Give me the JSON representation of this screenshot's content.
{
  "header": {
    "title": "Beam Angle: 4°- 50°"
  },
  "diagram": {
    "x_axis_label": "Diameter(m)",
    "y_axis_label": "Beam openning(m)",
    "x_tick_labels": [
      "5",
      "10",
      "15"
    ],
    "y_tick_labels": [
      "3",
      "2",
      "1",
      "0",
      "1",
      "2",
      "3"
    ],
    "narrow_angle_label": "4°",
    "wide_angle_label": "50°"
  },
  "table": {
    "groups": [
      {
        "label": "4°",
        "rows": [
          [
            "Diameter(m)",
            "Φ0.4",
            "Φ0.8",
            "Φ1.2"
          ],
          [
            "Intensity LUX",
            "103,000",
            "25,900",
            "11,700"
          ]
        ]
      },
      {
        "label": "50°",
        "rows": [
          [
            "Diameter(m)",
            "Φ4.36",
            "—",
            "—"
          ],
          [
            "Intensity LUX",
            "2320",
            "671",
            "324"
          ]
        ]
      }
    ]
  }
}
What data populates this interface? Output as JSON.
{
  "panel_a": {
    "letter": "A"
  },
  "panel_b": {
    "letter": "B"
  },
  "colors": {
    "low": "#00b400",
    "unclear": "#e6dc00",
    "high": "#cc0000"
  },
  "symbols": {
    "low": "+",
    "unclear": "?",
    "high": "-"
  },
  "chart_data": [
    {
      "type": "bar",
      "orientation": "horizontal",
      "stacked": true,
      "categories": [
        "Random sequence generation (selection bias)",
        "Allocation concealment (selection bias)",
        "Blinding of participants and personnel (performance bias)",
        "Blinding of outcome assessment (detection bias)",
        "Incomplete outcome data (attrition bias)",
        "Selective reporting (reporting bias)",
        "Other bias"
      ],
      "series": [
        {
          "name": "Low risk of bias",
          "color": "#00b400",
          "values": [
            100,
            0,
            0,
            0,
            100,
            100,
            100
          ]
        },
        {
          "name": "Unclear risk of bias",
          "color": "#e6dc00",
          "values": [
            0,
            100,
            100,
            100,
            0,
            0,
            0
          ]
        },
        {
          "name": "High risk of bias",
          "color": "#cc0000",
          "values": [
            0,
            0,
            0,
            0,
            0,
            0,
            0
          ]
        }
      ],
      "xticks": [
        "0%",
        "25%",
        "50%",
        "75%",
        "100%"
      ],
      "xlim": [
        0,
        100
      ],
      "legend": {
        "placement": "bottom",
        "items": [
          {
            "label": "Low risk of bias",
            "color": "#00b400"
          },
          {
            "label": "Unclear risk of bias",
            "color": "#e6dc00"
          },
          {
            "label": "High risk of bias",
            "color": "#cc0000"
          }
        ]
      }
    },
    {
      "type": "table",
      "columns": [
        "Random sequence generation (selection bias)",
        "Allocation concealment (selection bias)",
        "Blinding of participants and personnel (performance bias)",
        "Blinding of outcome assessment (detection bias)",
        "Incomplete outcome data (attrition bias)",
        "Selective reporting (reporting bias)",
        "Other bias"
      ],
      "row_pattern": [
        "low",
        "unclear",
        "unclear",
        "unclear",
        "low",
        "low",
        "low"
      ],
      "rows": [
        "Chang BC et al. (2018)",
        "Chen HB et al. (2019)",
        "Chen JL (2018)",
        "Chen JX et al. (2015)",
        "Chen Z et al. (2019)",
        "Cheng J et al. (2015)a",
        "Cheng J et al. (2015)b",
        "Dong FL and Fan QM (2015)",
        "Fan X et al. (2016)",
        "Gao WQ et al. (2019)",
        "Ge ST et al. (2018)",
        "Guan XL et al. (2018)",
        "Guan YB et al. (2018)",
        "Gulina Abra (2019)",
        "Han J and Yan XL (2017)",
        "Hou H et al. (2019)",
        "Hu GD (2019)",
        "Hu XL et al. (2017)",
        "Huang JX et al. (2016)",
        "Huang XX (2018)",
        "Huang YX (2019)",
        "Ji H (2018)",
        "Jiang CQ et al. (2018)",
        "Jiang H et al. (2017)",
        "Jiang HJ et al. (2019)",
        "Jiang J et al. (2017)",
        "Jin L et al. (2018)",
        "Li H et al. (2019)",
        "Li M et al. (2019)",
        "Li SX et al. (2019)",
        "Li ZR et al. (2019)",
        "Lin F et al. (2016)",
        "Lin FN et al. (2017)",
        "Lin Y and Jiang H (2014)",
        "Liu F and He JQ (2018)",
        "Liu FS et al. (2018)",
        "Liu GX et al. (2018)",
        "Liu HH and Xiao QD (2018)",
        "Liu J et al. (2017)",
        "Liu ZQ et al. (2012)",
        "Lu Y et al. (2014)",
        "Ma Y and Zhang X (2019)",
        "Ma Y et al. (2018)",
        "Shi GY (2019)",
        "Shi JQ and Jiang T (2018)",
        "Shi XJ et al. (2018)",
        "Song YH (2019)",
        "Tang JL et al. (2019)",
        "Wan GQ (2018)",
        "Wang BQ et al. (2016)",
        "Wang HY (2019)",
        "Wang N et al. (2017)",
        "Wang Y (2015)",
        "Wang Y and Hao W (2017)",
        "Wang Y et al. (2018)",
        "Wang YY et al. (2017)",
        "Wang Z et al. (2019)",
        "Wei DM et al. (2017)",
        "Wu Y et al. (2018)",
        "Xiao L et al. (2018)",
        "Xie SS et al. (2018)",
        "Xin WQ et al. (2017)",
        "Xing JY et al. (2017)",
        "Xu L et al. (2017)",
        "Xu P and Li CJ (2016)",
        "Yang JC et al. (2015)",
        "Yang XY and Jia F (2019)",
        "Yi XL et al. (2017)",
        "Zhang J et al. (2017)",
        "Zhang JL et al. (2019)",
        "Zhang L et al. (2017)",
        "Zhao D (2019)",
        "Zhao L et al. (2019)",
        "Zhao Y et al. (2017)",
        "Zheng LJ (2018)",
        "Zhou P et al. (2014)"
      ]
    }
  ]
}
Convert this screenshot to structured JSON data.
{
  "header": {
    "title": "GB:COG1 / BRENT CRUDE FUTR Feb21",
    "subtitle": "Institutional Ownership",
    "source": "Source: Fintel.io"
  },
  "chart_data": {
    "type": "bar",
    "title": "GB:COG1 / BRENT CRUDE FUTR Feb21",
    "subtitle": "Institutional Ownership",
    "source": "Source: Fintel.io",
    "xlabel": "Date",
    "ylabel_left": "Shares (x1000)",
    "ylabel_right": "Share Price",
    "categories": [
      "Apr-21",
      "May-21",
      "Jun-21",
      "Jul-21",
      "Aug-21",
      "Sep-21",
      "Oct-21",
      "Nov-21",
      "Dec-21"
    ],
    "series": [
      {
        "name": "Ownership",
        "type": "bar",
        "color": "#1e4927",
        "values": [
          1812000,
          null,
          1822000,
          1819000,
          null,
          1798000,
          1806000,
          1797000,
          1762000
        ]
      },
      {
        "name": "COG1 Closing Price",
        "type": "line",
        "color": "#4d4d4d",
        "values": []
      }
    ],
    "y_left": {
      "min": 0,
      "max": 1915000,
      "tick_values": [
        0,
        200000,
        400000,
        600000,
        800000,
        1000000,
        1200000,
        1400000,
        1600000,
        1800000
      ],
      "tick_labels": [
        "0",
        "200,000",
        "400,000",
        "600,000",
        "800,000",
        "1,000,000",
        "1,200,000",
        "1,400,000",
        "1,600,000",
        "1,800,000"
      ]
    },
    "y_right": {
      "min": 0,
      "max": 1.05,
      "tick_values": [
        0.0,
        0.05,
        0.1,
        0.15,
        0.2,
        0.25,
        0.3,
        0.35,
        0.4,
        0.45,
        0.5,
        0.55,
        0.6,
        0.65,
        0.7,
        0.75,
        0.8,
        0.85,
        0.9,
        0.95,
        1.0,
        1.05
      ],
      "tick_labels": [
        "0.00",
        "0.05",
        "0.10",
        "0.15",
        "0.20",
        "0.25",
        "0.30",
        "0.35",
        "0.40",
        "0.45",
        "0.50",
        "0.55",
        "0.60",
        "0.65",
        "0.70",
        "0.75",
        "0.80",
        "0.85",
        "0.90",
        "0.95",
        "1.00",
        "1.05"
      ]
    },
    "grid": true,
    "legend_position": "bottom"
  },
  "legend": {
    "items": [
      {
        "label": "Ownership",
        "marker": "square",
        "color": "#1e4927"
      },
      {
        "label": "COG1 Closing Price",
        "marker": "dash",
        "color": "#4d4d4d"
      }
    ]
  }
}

* Aim: Copy each line in the data that holds the word "bottom".

* Result:
        "placement": "bottom",
    "legend_position": "bottom"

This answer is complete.